■ **Problem description**:
For each line below that contains the string "softkey", copy that line.

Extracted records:
>>

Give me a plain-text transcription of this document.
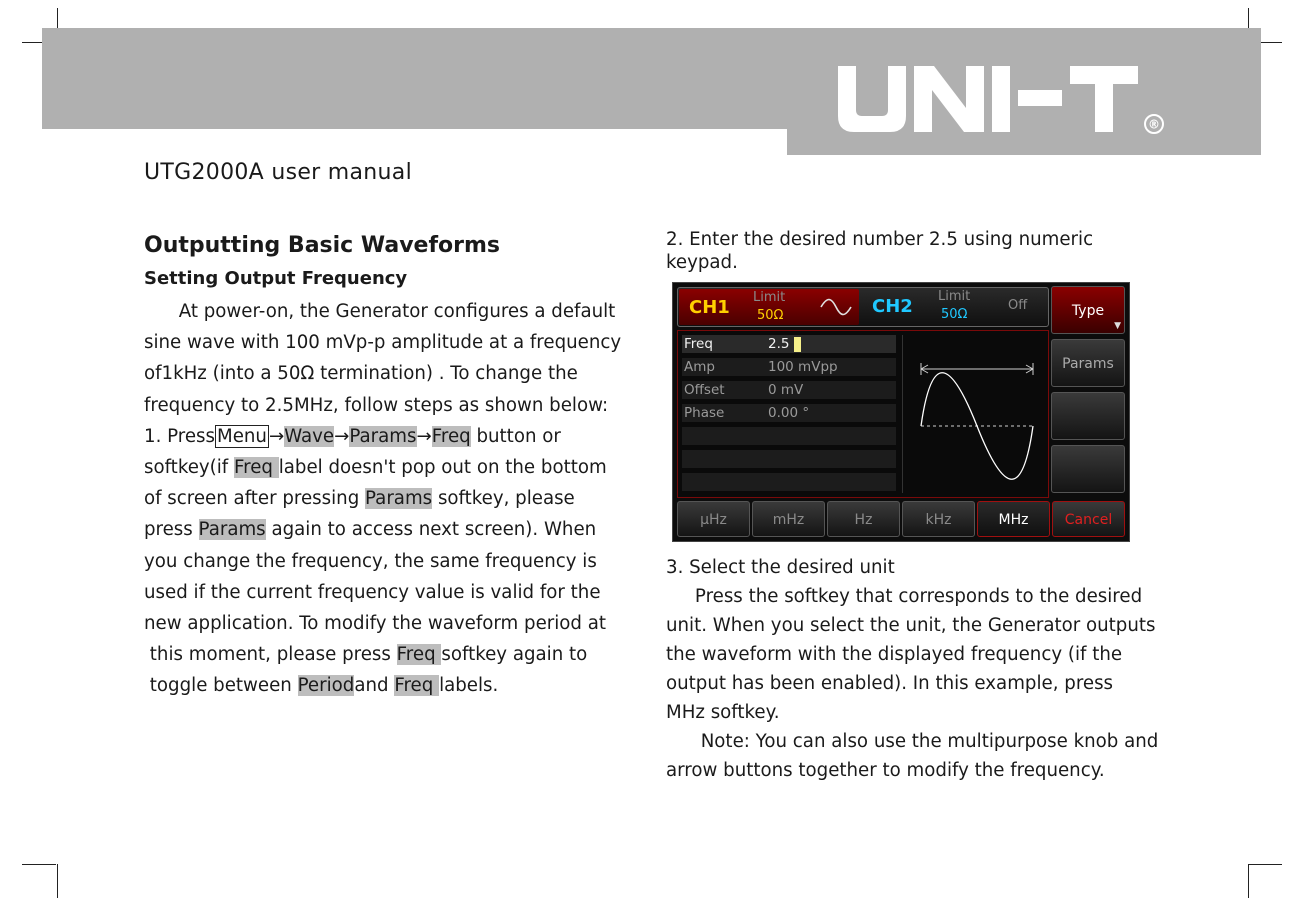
®
UTG2000A user manual
Outputting Basic Waveforms
Setting Output Frequency

At power-on, the Generator configures a default

sine wave with 100 mVp-p amplitude at a frequency

of1kHz (into a 50Ω termination) . To change the

frequency to 2.5MHz, follow steps as shown below:

1. Press Menu →Wave→Params→Freq button or

softkey(if Freq label doesn't pop out on the bottom

of screen after pressing Params softkey, please

press Params again to access next screen). When

you change the frequency, the same frequency is

used if the current frequency value is valid for the

new application. To modify the waveform period at

this moment, please press Freq softkey again to

toggle between Periodand Freq labels.

2. Enter the desired number 2.5 using numeric

keypad.

3. Select the desired unit

Press the softkey that corresponds to the desired

unit. When you select the unit, the Generator outputs

the waveform with the displayed frequency (if the

output has been enabled). In this example, press

MHz softkey.

Note: You can also use the multipurpose knob and

arrow buttons together to modify the frequency.

CH1 Limit
50Ω	CH2 Limit
50Ω
Off
Freq	2.5
Amp	100 mVpp
Offset	0 mV
Phase	0.00 °
Type
▼
Params
µHz	mHz	Hz	kHz	MHz	Cancel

<<

■ **Worked solution**:
softkey(if Freq label doesn't pop out on the bottom
of screen after pressing Params softkey, please
this moment, please press Freq softkey again to
Press the softkey that corresponds to the desired
MHz softkey.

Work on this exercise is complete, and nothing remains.